## GOAL
Find the lines below that contain the string "this". Copy each one.

## EXTRACTED DATA
------------------------------------

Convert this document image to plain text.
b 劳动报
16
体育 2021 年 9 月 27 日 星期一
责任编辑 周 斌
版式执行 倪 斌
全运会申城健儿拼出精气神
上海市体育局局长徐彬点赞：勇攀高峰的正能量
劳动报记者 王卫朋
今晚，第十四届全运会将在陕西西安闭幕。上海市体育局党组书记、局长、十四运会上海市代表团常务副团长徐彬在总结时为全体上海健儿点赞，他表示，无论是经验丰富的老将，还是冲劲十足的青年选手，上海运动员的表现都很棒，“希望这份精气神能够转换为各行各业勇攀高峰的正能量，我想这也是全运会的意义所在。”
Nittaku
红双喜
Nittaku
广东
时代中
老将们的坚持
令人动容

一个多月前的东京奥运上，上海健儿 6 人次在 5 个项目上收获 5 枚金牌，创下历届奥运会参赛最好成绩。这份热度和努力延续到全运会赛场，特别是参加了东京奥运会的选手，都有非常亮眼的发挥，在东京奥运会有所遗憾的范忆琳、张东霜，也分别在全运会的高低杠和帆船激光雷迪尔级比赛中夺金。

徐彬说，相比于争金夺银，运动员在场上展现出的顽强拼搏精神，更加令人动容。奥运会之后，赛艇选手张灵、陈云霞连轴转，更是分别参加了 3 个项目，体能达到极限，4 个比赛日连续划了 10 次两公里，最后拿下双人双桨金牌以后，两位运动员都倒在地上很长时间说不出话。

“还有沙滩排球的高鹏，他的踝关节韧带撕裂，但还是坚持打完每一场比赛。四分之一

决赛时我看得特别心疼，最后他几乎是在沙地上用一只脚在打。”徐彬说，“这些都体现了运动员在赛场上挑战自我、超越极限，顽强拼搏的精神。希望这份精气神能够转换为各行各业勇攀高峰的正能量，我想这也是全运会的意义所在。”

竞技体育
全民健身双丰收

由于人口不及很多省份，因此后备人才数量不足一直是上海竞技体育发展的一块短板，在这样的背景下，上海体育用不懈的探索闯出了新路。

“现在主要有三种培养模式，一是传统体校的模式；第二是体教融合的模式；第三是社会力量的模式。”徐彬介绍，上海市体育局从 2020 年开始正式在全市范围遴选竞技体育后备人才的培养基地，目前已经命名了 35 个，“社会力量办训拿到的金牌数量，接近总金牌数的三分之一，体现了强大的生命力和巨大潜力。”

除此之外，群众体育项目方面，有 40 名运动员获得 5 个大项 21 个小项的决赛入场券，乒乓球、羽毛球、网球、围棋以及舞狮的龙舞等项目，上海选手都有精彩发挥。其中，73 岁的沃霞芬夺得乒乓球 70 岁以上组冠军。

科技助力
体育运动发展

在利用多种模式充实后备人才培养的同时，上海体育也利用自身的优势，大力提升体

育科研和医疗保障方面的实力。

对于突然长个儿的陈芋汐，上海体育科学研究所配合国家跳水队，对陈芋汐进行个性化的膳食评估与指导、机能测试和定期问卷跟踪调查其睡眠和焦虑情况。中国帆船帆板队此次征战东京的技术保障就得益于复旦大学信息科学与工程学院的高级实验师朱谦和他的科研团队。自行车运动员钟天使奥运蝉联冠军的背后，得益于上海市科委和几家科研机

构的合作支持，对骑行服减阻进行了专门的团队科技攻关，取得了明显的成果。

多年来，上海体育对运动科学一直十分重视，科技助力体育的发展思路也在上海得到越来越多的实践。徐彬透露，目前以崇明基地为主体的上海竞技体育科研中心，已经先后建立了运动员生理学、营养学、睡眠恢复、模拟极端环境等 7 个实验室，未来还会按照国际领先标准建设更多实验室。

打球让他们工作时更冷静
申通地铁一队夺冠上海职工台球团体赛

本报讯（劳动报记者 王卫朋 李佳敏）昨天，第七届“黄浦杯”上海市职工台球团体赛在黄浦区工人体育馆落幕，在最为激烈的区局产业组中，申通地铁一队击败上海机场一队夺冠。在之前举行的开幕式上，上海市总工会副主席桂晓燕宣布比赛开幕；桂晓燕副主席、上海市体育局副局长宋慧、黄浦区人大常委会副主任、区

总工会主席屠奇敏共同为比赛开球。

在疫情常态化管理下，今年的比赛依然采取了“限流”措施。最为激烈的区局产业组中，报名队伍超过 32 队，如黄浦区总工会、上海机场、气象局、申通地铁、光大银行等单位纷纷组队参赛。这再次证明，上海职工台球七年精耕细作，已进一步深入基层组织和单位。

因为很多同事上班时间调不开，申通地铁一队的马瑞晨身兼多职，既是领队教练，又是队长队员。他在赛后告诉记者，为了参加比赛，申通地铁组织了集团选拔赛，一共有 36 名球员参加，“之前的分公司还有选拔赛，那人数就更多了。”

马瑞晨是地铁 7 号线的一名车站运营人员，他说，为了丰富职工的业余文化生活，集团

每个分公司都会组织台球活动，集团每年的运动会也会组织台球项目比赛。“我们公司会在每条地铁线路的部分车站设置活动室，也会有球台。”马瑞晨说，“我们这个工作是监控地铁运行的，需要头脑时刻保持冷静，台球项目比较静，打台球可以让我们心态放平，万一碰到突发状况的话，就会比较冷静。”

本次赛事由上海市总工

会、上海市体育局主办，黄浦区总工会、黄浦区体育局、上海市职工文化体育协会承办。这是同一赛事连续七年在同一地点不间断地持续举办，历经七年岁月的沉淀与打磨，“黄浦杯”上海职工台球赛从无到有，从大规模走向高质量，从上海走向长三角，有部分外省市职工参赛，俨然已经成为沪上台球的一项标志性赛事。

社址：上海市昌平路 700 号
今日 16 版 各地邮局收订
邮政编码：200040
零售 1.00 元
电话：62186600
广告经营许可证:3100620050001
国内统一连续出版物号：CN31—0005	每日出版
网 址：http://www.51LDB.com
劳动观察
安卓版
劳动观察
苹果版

------------------------------------

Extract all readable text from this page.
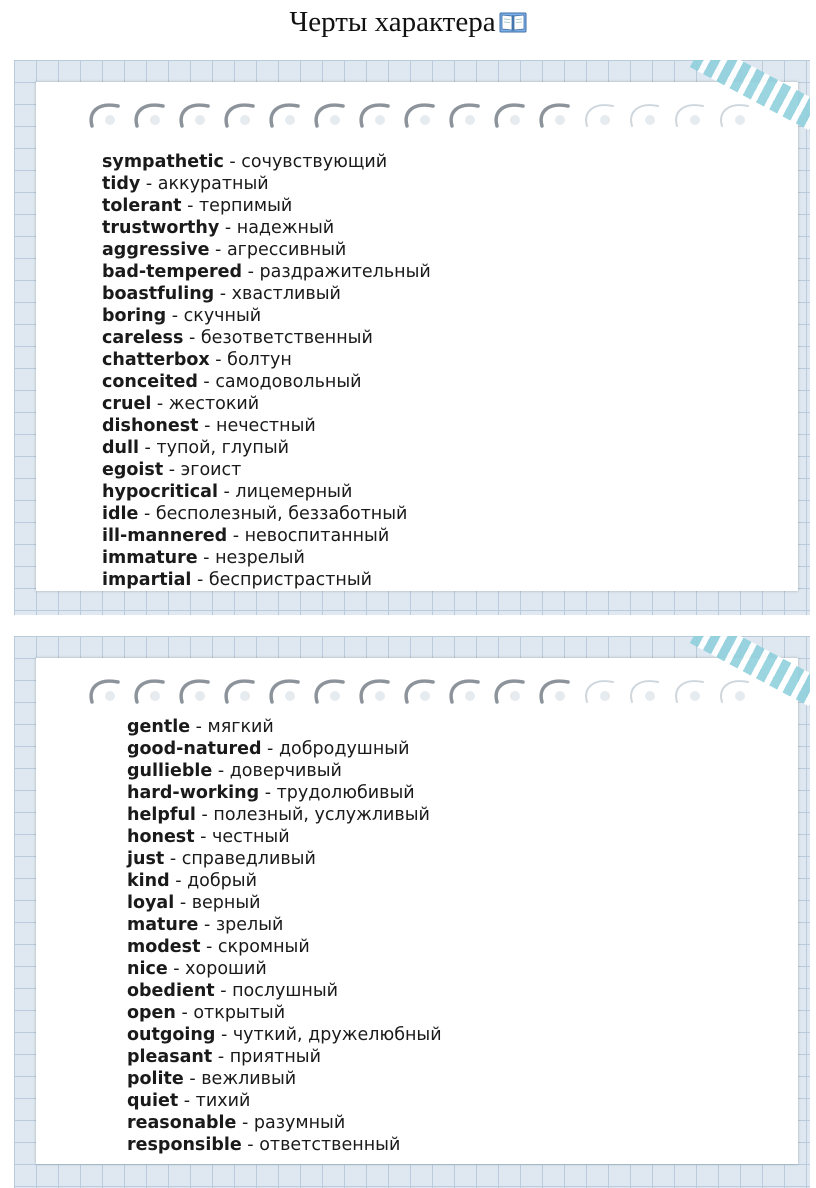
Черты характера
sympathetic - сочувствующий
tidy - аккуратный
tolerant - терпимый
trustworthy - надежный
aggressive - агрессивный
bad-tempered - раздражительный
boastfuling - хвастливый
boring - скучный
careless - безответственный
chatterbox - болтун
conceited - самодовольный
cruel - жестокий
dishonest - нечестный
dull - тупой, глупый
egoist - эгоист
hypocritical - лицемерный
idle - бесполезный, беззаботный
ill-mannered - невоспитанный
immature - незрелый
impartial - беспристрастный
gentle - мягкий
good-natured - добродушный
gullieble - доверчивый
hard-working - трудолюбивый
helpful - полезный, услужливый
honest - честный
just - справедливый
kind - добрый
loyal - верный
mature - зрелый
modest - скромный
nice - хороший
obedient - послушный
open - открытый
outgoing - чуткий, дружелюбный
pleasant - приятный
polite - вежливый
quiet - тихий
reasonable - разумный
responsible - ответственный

------------------------------------

## CORRECT ANSWER
Convert this document image to plain text.
Extract all readable text from this page.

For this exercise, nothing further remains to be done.